Prompt: Repeat the listing in full, exactly as it stands.

Material to process:
------------------------------------------------------------

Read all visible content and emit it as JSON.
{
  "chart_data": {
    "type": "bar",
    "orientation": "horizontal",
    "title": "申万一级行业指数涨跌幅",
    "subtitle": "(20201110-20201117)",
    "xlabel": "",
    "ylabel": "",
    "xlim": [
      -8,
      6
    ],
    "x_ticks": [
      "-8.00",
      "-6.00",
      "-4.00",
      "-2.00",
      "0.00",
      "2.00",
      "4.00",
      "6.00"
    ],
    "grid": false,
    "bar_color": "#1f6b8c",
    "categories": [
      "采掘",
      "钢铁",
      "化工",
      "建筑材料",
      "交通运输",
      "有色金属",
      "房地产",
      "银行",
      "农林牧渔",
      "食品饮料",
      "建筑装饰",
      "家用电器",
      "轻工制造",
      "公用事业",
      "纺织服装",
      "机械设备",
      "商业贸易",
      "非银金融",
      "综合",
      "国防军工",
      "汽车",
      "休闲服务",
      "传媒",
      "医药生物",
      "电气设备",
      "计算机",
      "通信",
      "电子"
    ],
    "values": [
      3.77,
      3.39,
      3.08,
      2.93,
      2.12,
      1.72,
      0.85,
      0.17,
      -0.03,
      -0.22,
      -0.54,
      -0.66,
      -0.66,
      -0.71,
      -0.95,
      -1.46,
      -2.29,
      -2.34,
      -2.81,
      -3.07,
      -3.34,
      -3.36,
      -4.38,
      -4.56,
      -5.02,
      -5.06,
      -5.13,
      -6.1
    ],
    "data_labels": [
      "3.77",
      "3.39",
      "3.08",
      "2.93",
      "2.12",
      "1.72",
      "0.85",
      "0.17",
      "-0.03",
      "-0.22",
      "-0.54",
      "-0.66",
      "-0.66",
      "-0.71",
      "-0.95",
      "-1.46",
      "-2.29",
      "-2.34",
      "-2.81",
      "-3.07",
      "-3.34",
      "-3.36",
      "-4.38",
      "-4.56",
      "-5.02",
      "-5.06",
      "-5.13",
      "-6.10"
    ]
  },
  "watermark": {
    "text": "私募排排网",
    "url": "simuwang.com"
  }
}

------------------------------------------------------------

Task answer:
Read all visible content and emit it as JSON.
{
  "chart_data": {
    "type": "bar",
    "orientation": "horizontal",
    "title": "申万一级行业指数涨跌幅",
    "subtitle": "(20201110-20201117)",
    "xlabel": "",
    "ylabel": "",
    "xlim": [
      -8,
      6
    ],
    "x_ticks": [
      "-8.00",
      "-6.00",
      "-4.00",
      "-2.00",
      "0.00",
      "2.00",
      "4.00",
      "6.00"
    ],
    "grid": false,
    "bar_color": "#1f6b8c",
    "categories": [
      "采掘",
      "钢铁",
      "化工",
      "建筑材料",
      "交通运输",
      "有色金属",
      "房地产",
      "银行",
      "农林牧渔",
      "食品饮料",
      "建筑装饰",
      "家用电器",
      "轻工制造",
      "公用事业",
      "纺织服装",
      "机械设备",
      "商业贸易",
      "非银金融",
      "综合",
      "国防军工",
      "汽车",
      "休闲服务",
      "传媒",
      "医药生物",
      "电气设备",
      "计算机",
      "通信",
      "电子"
    ],
    "values": [
      3.77,
      3.39,
      3.08,
      2.93,
      2.12,
      1.72,
      0.85,
      0.17,
      -0.03,
      -0.22,
      -0.54,
      -0.66,
      -0.66,
      -0.71,
      -0.95,
      -1.46,
      -2.29,
      -2.34,
      -2.81,
      -3.07,
      -3.34,
      -3.36,
      -4.38,
      -4.56,
      -5.02,
      -5.06,
      -5.13,
      -6.1
    ],
    "data_labels": [
      "3.77",
      "3.39",
      "3.08",
      "2.93",
      "2.12",
      "1.72",
      "0.85",
      "0.17",
      "-0.03",
      "-0.22",
      "-0.54",
      "-0.66",
      "-0.66",
      "-0.71",
      "-0.95",
      "-1.46",
      "-2.29",
      "-2.34",
      "-2.81",
      "-3.07",
      "-3.34",
      "-3.36",
      "-4.38",
      "-4.56",
      "-5.02",
      "-5.06",
      "-5.13",
      "-6.10"
    ]
  },
  "watermark": {
    "text": "私募排排网",
    "url": "simuwang.com"
  }
}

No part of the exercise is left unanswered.